*Stated task*:
In the material below, count the lines with the word "Comisiones" and state that number only.
## Begin Given records
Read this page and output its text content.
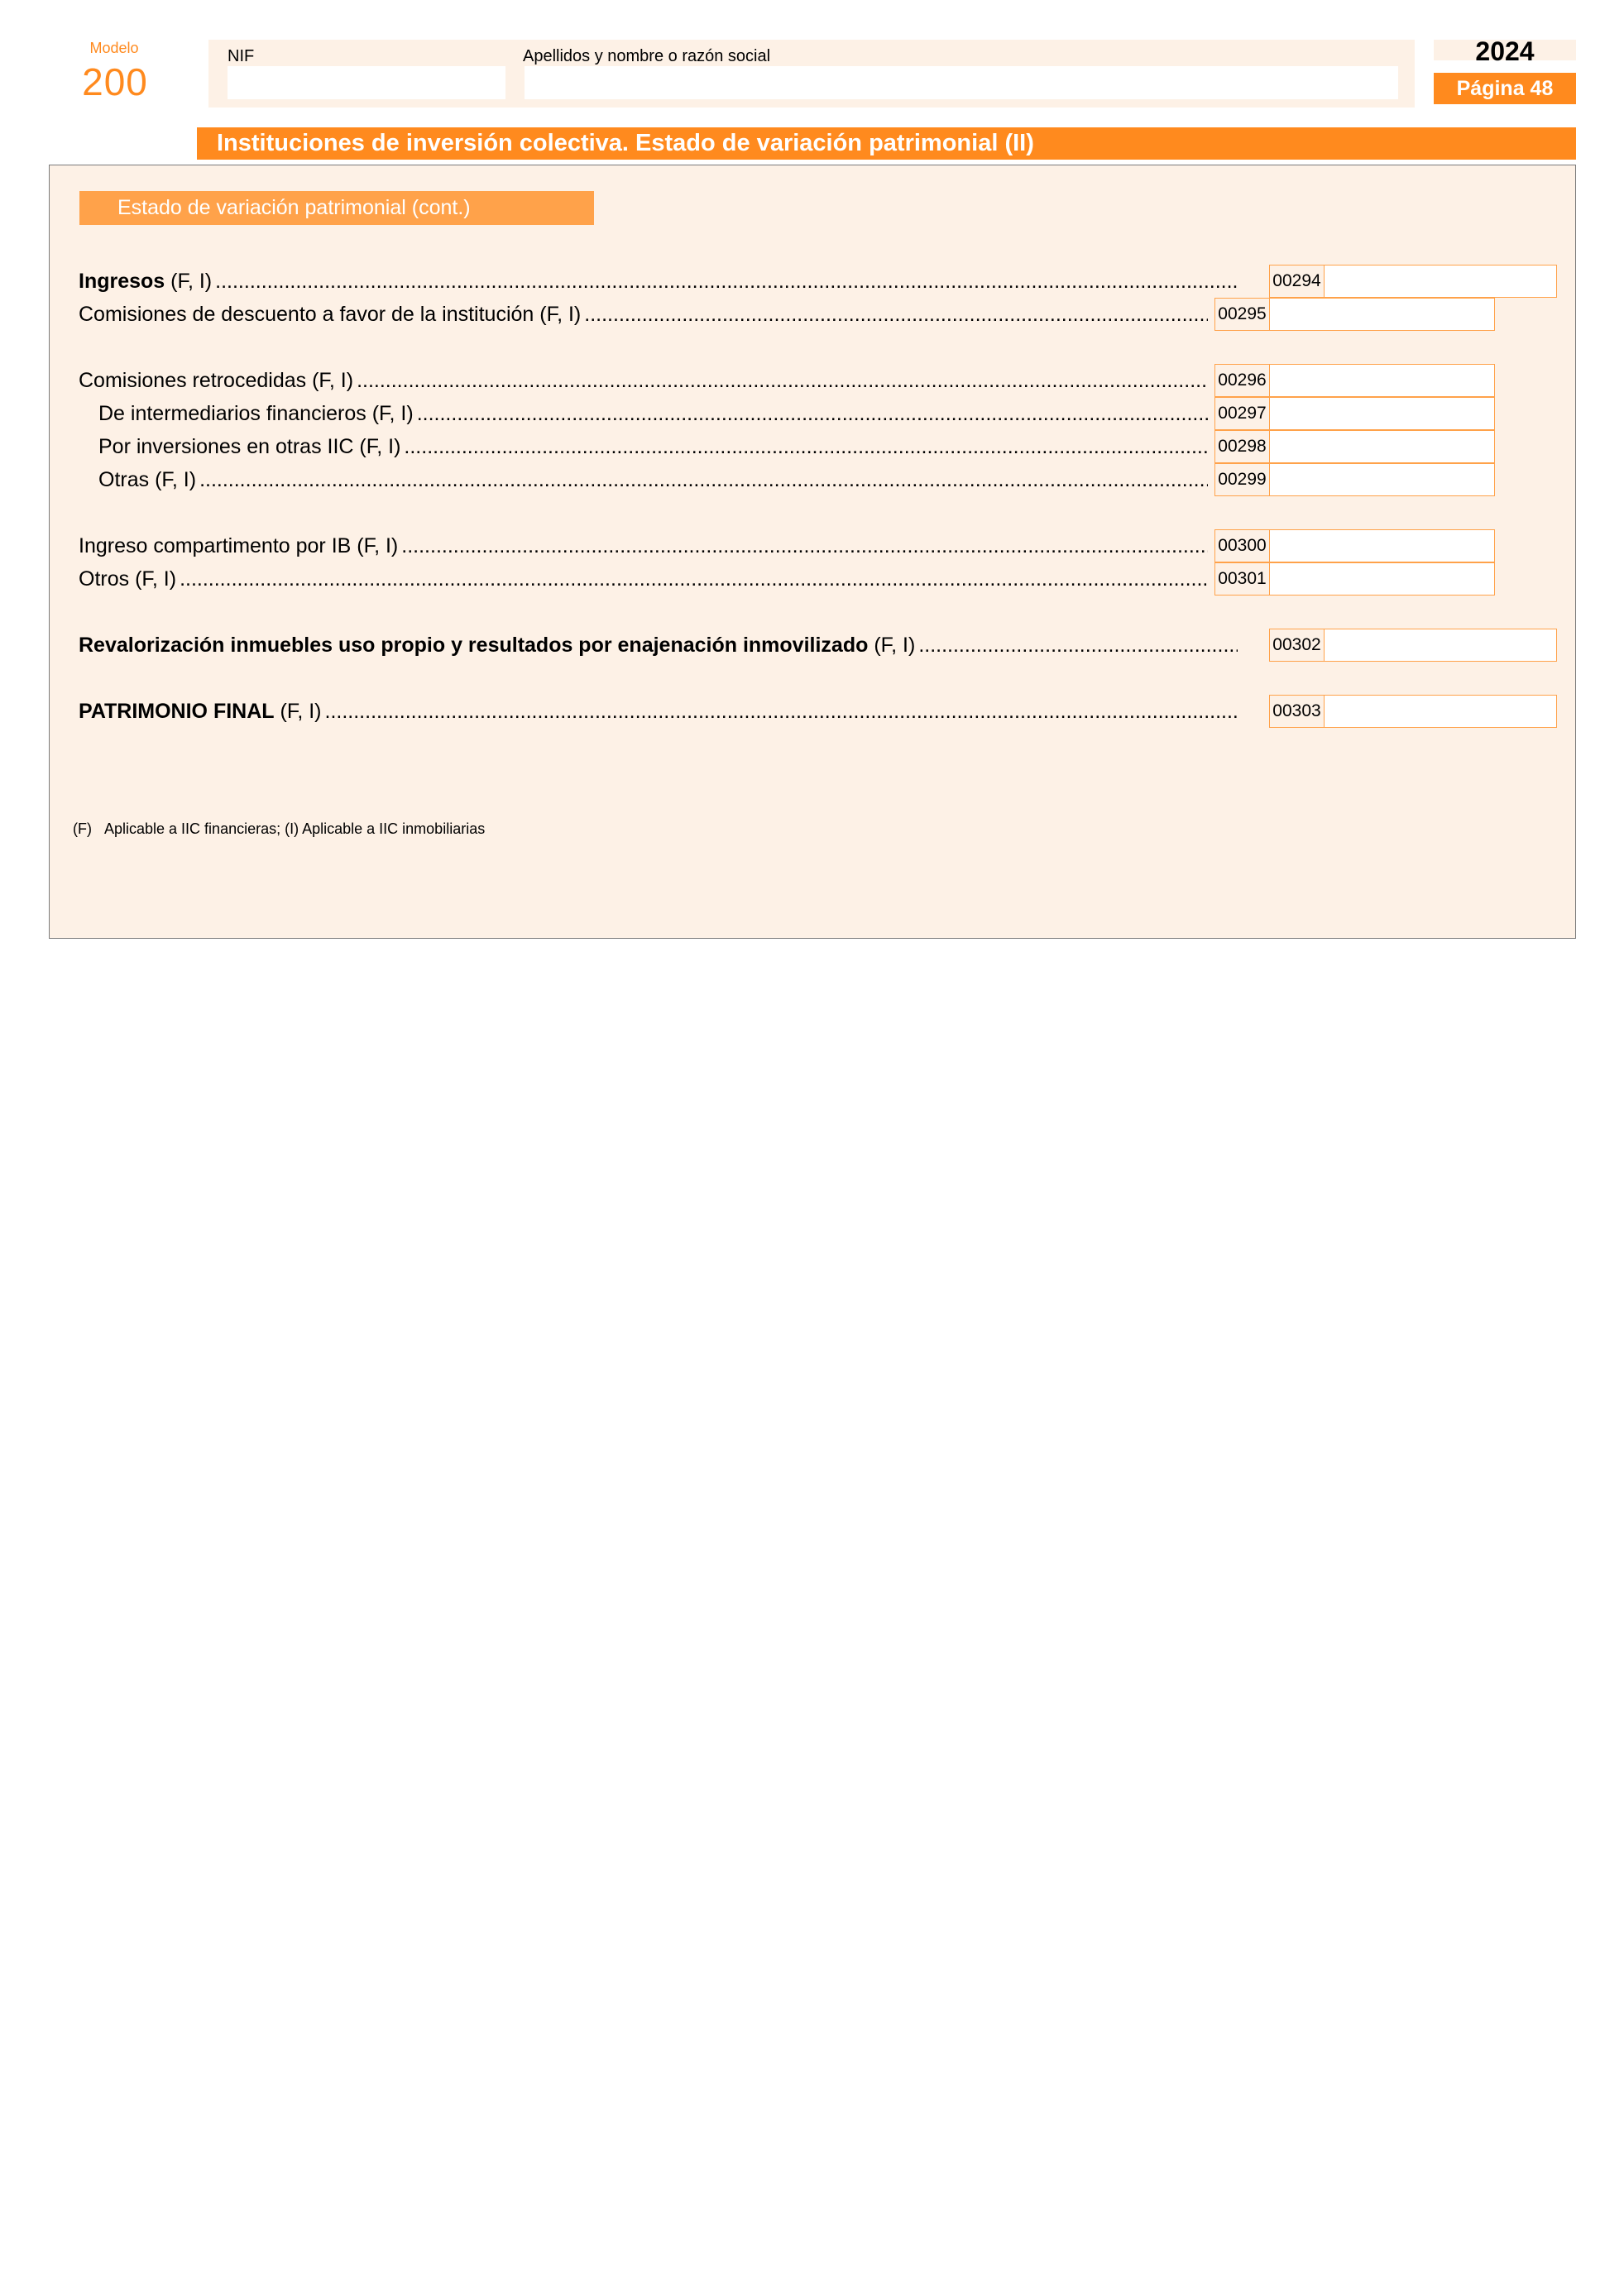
Modelo
200
NIF	Apellidos y nombre o razón social	2024
Página 48
Instituciones de inversión colectiva. Estado de variación patrimonial (II)
Estado de variación patrimonial (cont.)
Ingresos (F, I) .....	00294
Comisiones de descuento a favor de la institución (F, I) .....	00295
Comisiones retrocedidas (F, I) .....	00296
De intermediarios financieros (F, I) .....	00297
Por inversiones en otras IIC (F, I) .....	00298
Otras (F, I) .....	00299
Ingreso compartimento por IB (F, I) .....	00300
Otros (F, I) .....	00301
Revalorización inmuebles uso propio y resultados por enajenación inmovilizado (F, I) .....	00302
PATRIMONIO FINAL (F, I) .....	00303
(F) Aplicable a IIC financieras; (I) Aplicable a IIC inmobiliarias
## End Given records
*Response below*:
2